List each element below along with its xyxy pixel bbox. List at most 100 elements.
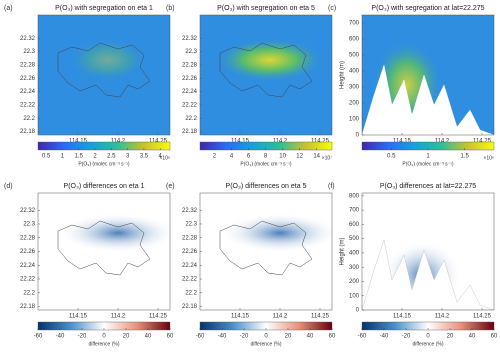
- terrain: [362, 239, 494, 310]
- y-tick-label: 22.3: [185, 222, 197, 228]
- y-tick-label: 500: [349, 236, 360, 242]
- y-tick-label: 22.28: [182, 235, 198, 241]
- y-tick-label: 200: [349, 279, 360, 285]
- x-tick-label: 114.25: [473, 139, 492, 145]
- plume: [220, 213, 332, 253]
- y-tick-label: 22.32: [20, 208, 36, 214]
- plot-area: [200, 193, 332, 310]
- x-tick-label: 114.15: [231, 139, 250, 145]
- coastline: [219, 42, 313, 98]
- hotspot: [68, 38, 148, 82]
- panel-label: (f): [328, 183, 335, 190]
- x-tick-label: 114.25: [473, 314, 492, 320]
- x-tick-label: 114.25: [149, 139, 168, 145]
- colorbar-tick-label: 3: [126, 154, 130, 160]
- y-tick-label: 22.2: [185, 116, 197, 122]
- x-tick-label: 114.2: [273, 139, 288, 145]
- colorbar-tick-label: 1.5: [460, 154, 469, 160]
- y-tick-label: 22.3: [23, 49, 35, 55]
- y-tick-label: 22.24: [182, 263, 198, 269]
- y-tick-label: 22.26: [182, 249, 198, 255]
- colorbar-tick-label: 0.5: [387, 154, 396, 160]
- colorbar-tick-label: 2.5: [107, 154, 116, 160]
- axes-frame: [37, 14, 171, 136]
- y-tick-label: 700: [349, 21, 360, 27]
- colorbar-tick-label: -60: [34, 334, 43, 340]
- panel-title: P(O₃) differences on eta 1: [64, 183, 145, 190]
- y-tick-label: 300: [349, 265, 360, 271]
- panel-title: P(O₃) differences on eta 5: [226, 183, 307, 190]
- hotspot: [215, 38, 325, 82]
- y-tick-label: 22.22: [182, 103, 198, 109]
- colorbar-label: difference (%): [250, 341, 281, 347]
- colorbar-tick-label: -20: [240, 334, 249, 340]
- x-tick-label: 114.25: [149, 314, 168, 320]
- y-tick-label: 100: [349, 117, 360, 123]
- panel-title: P(O₃) differences at lat=22.275: [380, 183, 476, 190]
- y-tick-label: 300: [349, 85, 360, 91]
- colorbar-tick-label: 2: [93, 154, 97, 160]
- panel-label: (c): [328, 5, 336, 12]
- x-tick-label: 114.15: [393, 139, 412, 145]
- colorbar-tick-label: 14: [313, 154, 320, 160]
- colorbar-exponent: ×10⁷: [322, 155, 332, 161]
- x-tick-label: 114.2: [435, 314, 450, 320]
- y-tick-label: 600: [349, 222, 360, 228]
- colorbar-tick-label: 12: [296, 154, 303, 160]
- y-tick-label: 400: [349, 69, 360, 75]
- colorbar-tick-label: 0: [426, 334, 430, 340]
- y-tick-label: 500: [349, 53, 360, 59]
- y-tick-label: 400: [349, 251, 360, 257]
- plot-area: [38, 193, 170, 310]
- panel-label: (b): [166, 5, 175, 12]
- axes-frame: [199, 14, 333, 136]
- y-tick-label: 22.18: [182, 129, 198, 135]
- y-tick-label: 22.32: [20, 36, 36, 42]
- y-tick-label: 22.18: [182, 304, 198, 310]
- colorbar-tick-label: 1: [61, 154, 65, 160]
- panel-label: (e): [166, 183, 175, 190]
- colorbar-tick-label: 60: [167, 334, 174, 340]
- x-tick-label: 114.2: [435, 139, 450, 145]
- y-tick-label: 22.28: [20, 235, 36, 241]
- y-tick-label: 22.22: [182, 277, 198, 283]
- colorbar-tick-label: 3.5: [140, 154, 149, 160]
- colorbar-tick-label: 6: [247, 154, 251, 160]
- panel-label: (d): [4, 183, 13, 190]
- x-tick-label: 114.2: [111, 139, 126, 145]
- colorbar-tick-label: -40: [56, 334, 65, 340]
- colorbar-tick-label: 4: [159, 154, 163, 160]
- y-tick-label: 22.18: [20, 129, 36, 135]
- y-tick-label: 0: [356, 133, 360, 139]
- colorbar-label: P(O₃) (molec cm⁻³ s⁻¹): [240, 161, 292, 167]
- y-tick-label: 22.3: [185, 49, 197, 55]
- colorbar-tick-label: -20: [402, 334, 411, 340]
- colorbar: [37, 141, 171, 151]
- y-axis-label: Height (m): [340, 61, 346, 89]
- colorbar-tick-label: -60: [358, 334, 367, 340]
- colorbar-tick-label: -40: [380, 334, 389, 340]
- panel-title: P(O₃) with segregation at lat=22.275: [371, 5, 484, 12]
- axes-frame: [361, 14, 495, 136]
- colorbar-exponent: ×10⁸: [159, 155, 170, 161]
- plot-area: [362, 193, 494, 310]
- y-tick-label: 200: [349, 101, 360, 107]
- y-tick-label: 700: [349, 208, 360, 214]
- terrain: [362, 64, 494, 135]
- colorbar-tick-label: 40: [469, 334, 476, 340]
- plot-area: [38, 15, 170, 135]
- colorbar-tick-label: 10: [279, 154, 286, 160]
- y-tick-label: 22.28: [20, 63, 36, 69]
- colorbar-tick-label: 20: [447, 334, 454, 340]
- x-tick-label: 114.15: [393, 314, 412, 320]
- x-tick-label: 114.25: [311, 314, 330, 320]
- colorbar-exponent: ×10⁸: [483, 155, 494, 161]
- colorbar: [199, 141, 333, 151]
- colorbar-label: P(O₃) (molec cm⁻³ s⁻¹): [78, 161, 130, 167]
- y-tick-label: 22.26: [20, 249, 36, 255]
- y-tick-label: 22.24: [20, 263, 36, 269]
- y-tick-label: 22.32: [182, 208, 198, 214]
- colorbar-tick-label: 0: [264, 334, 268, 340]
- coastline: [57, 42, 151, 98]
- x-tick-label: 114.2: [273, 314, 288, 320]
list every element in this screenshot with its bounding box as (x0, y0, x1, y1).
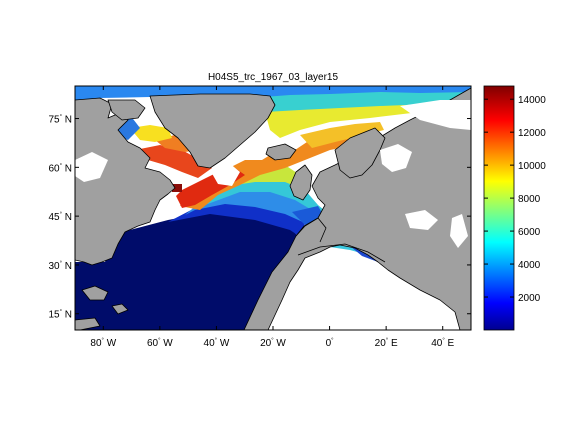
field-orange (180, 128, 380, 210)
land-masses (75, 87, 471, 330)
caribbean-islands (75, 285, 129, 330)
no-data-black-sea (405, 210, 438, 230)
no-data-baltic (380, 144, 412, 172)
no-data-hudson (75, 152, 108, 182)
field-yellow-baffin (130, 125, 172, 142)
coastlines (295, 217, 386, 263)
colorbar-ticks: 2000 4000 6000 8000 10000 12000 14000 (484, 95, 546, 304)
lon-tick-label: 60° W (147, 338, 173, 349)
no-data-greenland-east (210, 162, 240, 186)
colorbar-tick-label: 10000 (518, 161, 546, 172)
lon-tick-label: 20° E (375, 338, 398, 349)
coast-mediterranean (297, 243, 386, 263)
lon-tick-label: 40° E (431, 338, 454, 349)
colorbar: 2000 4000 6000 8000 10000 12000 14000 (483, 85, 546, 331)
lat-tick-label: 75° N (48, 115, 72, 126)
field-arctic-yellow (265, 104, 471, 138)
baffin-island (107, 99, 146, 121)
greenland-land (149, 93, 276, 169)
figure-title: H04S5_trc_1967_03_layer15 (208, 72, 339, 83)
colorbar-tick-label: 2000 (518, 293, 541, 304)
field-yellow-green (235, 165, 305, 190)
lat-tick-label: 60° N (48, 163, 72, 174)
longitude-ticks: 80° W 60° W 40° W 20° W 0° 20° E 40° E (90, 86, 455, 349)
no-data-patches (75, 100, 471, 248)
lon-tick-label: 40° W (204, 338, 230, 349)
field-deep-navy (75, 212, 300, 330)
lon-tick-label: 0° (326, 338, 335, 349)
iceland (265, 143, 297, 161)
map-panel: 15° N 30° N 45° N 60° N 75° N 80° W 60° W 40° … (48, 85, 472, 349)
field-darkred-patch (172, 184, 182, 192)
colorbar-tick-label: 8000 (518, 194, 541, 205)
field-blue (168, 202, 305, 238)
colorbar-gradient (483, 85, 515, 331)
field-norway-yellow (300, 122, 384, 148)
no-data-caspian (450, 214, 468, 248)
no-data-arctic-east (400, 100, 471, 130)
lon-tick-label: 80° W (90, 338, 116, 349)
lat-tick-label: 45° N (48, 212, 72, 223)
lon-tick-label: 20° W (260, 338, 286, 349)
colorbar-tick-label: 12000 (518, 128, 546, 139)
lat-tick-label: 30° N (48, 261, 72, 272)
colorbar-tick-label: 6000 (518, 227, 541, 238)
field-red-labrador (135, 145, 212, 178)
british-isles (289, 164, 313, 201)
colorbar-tick-label: 14000 (518, 95, 546, 106)
field-arctic-cyan (250, 92, 471, 115)
colorbar-tick-label: 4000 (518, 260, 541, 271)
latitude-ticks: 15° N 30° N 45° N 60° N 75° N (48, 115, 471, 321)
lat-tick-label: 15° N (48, 310, 72, 321)
coast-iberia (295, 217, 327, 243)
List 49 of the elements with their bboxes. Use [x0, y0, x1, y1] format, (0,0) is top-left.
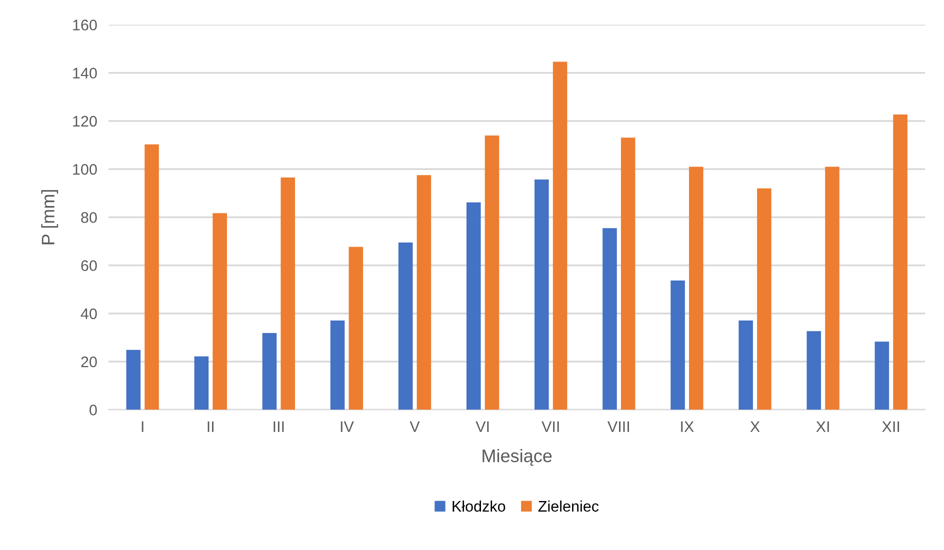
bar — [738, 320, 753, 410]
y-tick-label: 100 — [73, 164, 97, 175]
bar — [806, 331, 822, 410]
x-tick-label: VIII — [608, 421, 629, 432]
bar — [670, 280, 685, 410]
x-tick-label: IX — [681, 421, 694, 432]
bar — [466, 202, 481, 410]
bar — [280, 178, 296, 410]
bar — [874, 342, 890, 410]
bar — [534, 179, 549, 410]
x-tick-label: VII — [542, 421, 559, 432]
y-tick-label: 160 — [73, 20, 97, 30]
bar — [126, 350, 141, 410]
x-axis-title: Miesiące — [482, 448, 552, 466]
x-tick-label: III — [274, 421, 284, 432]
x-tick-label: X — [750, 421, 760, 432]
y-tick-label: 0 — [90, 404, 97, 416]
y-tick-label: 120 — [73, 116, 97, 127]
bar — [212, 213, 227, 410]
bar — [757, 188, 772, 410]
x-tick-label: I — [142, 421, 144, 432]
legend-label: Kłodzko — [452, 500, 506, 512]
bar — [893, 114, 908, 410]
bar — [348, 246, 364, 410]
bar — [330, 320, 345, 410]
y-tick-label: 20 — [81, 356, 97, 368]
bar — [144, 144, 159, 410]
y-axis-title: P [mm] — [41, 190, 58, 244]
x-tick-label: IV — [340, 421, 354, 432]
y-tick-label: 40 — [80, 308, 97, 320]
bar — [602, 228, 617, 410]
bar — [620, 138, 636, 410]
bar — [416, 175, 432, 410]
x-tick-label: XI — [816, 421, 829, 432]
x-tick-label: II — [208, 421, 214, 432]
bar — [398, 242, 413, 410]
x-tick-label: V — [410, 421, 420, 432]
y-tick-label: 140 — [73, 68, 97, 79]
bar — [552, 62, 568, 410]
bar — [825, 166, 840, 410]
y-tick-label: 80 — [81, 212, 97, 223]
y-tick-label: 60 — [81, 260, 97, 272]
bar — [194, 356, 209, 410]
x-tick-label: VI — [476, 421, 489, 432]
bar — [689, 166, 704, 410]
legend-label: Zieleniec — [538, 500, 599, 512]
bar — [262, 332, 277, 410]
bar — [484, 135, 500, 410]
x-tick-label: XII — [882, 421, 900, 432]
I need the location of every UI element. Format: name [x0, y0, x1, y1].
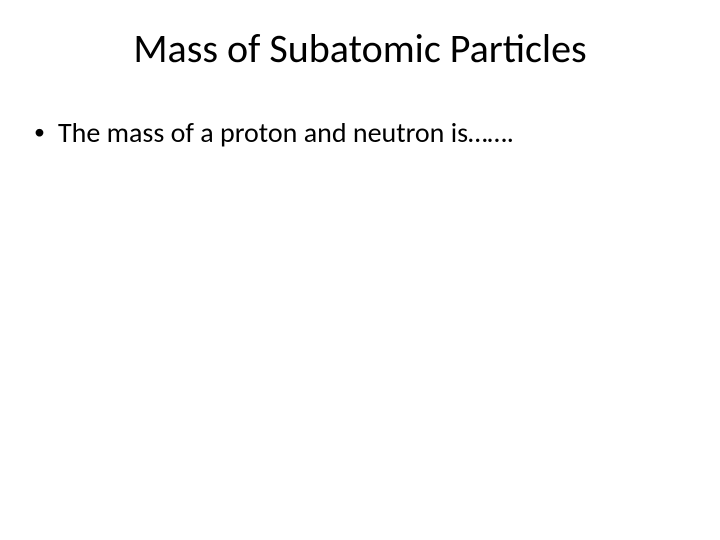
- slide: Mass of Subatomic Particles • The mass o…: [0, 0, 720, 540]
- slide-title: Mass of Subatomic Particles: [0, 24, 720, 73]
- slide-body: • The mass of a proton and neutron is…….: [0, 115, 720, 150]
- bullet-text: The mass of a proton and neutron is…….: [58, 115, 680, 150]
- bullet-item: • The mass of a proton and neutron is…….: [34, 115, 680, 150]
- bullet-marker-icon: •: [34, 115, 58, 149]
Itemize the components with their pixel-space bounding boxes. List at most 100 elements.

########################################

== Given exercise ==
Reproduce the records verbatim, beginning at the line that contains "- slide: Mass" and ending with the last line of the records.

== Output for this exercise ==
- slide: Mass of Subatomic Particles • The mass o…: [0, 0, 720, 540]
- slide-title: Mass of Subatomic Particles: [0, 24, 720, 73]
- slide-body: • The mass of a proton and neutron is…….: [0, 115, 720, 150]
- bullet-text: The mass of a proton and neutron is…….: [58, 115, 680, 150]
- bullet-item: • The mass of a proton and neutron is…….: [34, 115, 680, 150]
- bullet-marker-icon: •: [34, 115, 58, 149]
Itemize the components with their pixel-space bounding boxes. List at most 100 elements.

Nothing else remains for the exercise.